» Available records:

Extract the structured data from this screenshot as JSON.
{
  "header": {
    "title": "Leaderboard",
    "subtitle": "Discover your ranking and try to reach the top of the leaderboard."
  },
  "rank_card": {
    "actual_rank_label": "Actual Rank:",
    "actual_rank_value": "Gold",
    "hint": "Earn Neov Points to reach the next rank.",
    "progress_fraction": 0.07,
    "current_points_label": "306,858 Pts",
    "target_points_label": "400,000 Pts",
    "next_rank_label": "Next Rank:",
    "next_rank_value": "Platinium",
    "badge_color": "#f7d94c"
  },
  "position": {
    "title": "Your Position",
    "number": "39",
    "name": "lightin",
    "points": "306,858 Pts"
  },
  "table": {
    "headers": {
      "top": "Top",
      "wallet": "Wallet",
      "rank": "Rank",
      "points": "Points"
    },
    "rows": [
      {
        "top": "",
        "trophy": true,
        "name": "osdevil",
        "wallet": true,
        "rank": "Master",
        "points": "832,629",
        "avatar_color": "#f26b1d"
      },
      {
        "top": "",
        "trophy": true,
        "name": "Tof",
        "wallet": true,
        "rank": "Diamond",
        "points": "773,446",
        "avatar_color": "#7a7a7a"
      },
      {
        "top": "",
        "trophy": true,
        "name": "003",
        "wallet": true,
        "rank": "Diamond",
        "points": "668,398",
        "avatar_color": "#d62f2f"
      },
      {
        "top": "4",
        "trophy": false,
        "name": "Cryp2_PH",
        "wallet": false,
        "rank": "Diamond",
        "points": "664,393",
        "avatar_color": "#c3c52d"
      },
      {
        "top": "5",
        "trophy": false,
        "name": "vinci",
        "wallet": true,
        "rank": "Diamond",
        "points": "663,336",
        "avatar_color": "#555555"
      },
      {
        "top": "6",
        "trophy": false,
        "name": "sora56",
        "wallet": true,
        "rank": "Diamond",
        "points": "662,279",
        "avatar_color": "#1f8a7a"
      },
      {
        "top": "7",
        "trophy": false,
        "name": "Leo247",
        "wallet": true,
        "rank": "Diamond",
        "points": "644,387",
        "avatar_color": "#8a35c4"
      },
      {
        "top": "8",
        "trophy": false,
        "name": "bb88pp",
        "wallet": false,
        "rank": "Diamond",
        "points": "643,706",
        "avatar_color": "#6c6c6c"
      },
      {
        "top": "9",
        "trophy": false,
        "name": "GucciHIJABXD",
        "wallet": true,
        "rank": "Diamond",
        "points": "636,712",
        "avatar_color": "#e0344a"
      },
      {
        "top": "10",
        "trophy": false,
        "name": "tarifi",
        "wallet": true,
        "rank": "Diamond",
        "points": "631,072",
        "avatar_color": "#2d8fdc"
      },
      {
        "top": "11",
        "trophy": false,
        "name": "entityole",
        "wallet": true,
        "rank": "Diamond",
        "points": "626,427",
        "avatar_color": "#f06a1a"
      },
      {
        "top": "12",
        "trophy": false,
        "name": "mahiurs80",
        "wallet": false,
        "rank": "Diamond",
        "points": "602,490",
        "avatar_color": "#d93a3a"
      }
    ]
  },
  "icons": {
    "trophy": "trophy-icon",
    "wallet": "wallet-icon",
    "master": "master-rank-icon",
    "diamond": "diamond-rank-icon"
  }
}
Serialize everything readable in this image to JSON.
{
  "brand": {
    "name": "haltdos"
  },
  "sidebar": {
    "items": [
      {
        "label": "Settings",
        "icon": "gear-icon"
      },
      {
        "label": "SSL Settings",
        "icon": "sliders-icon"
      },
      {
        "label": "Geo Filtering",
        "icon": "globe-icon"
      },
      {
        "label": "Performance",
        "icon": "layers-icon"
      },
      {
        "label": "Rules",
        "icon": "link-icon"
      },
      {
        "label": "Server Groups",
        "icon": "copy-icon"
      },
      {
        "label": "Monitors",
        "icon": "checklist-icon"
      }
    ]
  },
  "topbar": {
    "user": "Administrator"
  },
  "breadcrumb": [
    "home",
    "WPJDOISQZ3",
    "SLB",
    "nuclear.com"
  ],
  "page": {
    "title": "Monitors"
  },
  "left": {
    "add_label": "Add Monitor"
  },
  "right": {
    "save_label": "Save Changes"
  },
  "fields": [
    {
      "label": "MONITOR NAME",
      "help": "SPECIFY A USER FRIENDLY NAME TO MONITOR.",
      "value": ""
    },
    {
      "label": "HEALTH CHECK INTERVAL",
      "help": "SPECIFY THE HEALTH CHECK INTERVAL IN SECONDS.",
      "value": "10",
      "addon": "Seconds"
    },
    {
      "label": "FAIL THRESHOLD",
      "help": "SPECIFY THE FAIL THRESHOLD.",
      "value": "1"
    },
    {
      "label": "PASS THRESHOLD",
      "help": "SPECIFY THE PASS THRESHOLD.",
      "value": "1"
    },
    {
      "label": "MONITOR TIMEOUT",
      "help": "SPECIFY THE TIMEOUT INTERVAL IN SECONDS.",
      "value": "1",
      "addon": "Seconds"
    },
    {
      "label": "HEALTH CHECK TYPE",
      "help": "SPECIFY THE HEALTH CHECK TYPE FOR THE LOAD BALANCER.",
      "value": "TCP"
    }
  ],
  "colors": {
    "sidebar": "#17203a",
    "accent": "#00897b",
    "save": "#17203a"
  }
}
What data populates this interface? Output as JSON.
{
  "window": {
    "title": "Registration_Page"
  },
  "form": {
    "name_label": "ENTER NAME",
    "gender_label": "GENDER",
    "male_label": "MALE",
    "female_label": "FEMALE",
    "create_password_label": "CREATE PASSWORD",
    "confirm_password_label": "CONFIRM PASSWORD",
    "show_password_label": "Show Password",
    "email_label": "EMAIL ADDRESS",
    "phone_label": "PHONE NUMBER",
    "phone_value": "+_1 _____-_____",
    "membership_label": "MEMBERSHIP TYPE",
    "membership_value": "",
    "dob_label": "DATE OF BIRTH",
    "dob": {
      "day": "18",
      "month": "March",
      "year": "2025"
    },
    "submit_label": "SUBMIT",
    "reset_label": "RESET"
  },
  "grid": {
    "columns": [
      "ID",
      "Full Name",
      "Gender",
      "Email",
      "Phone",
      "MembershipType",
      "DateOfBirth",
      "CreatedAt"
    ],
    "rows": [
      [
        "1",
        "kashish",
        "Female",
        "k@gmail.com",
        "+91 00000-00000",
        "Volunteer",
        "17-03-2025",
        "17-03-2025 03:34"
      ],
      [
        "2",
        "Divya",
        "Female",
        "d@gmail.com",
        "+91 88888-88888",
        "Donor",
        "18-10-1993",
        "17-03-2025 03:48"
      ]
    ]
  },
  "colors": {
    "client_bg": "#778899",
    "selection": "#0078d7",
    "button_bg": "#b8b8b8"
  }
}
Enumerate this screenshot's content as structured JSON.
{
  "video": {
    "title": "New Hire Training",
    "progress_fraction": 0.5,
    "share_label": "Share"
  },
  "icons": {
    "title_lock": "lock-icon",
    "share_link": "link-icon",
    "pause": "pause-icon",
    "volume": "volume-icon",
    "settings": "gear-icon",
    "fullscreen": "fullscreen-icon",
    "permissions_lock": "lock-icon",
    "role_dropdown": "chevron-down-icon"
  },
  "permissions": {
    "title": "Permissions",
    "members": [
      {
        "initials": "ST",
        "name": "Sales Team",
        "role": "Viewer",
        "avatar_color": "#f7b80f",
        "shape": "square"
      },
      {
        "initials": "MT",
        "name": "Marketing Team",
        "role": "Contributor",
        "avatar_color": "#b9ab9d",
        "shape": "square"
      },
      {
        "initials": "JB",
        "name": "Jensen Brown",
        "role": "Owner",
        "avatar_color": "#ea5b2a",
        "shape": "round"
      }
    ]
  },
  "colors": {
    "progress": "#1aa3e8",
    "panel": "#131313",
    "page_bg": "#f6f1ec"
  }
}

» Task details:
For the data above, state only how many lines include the word "screenshot".

» Reply:
2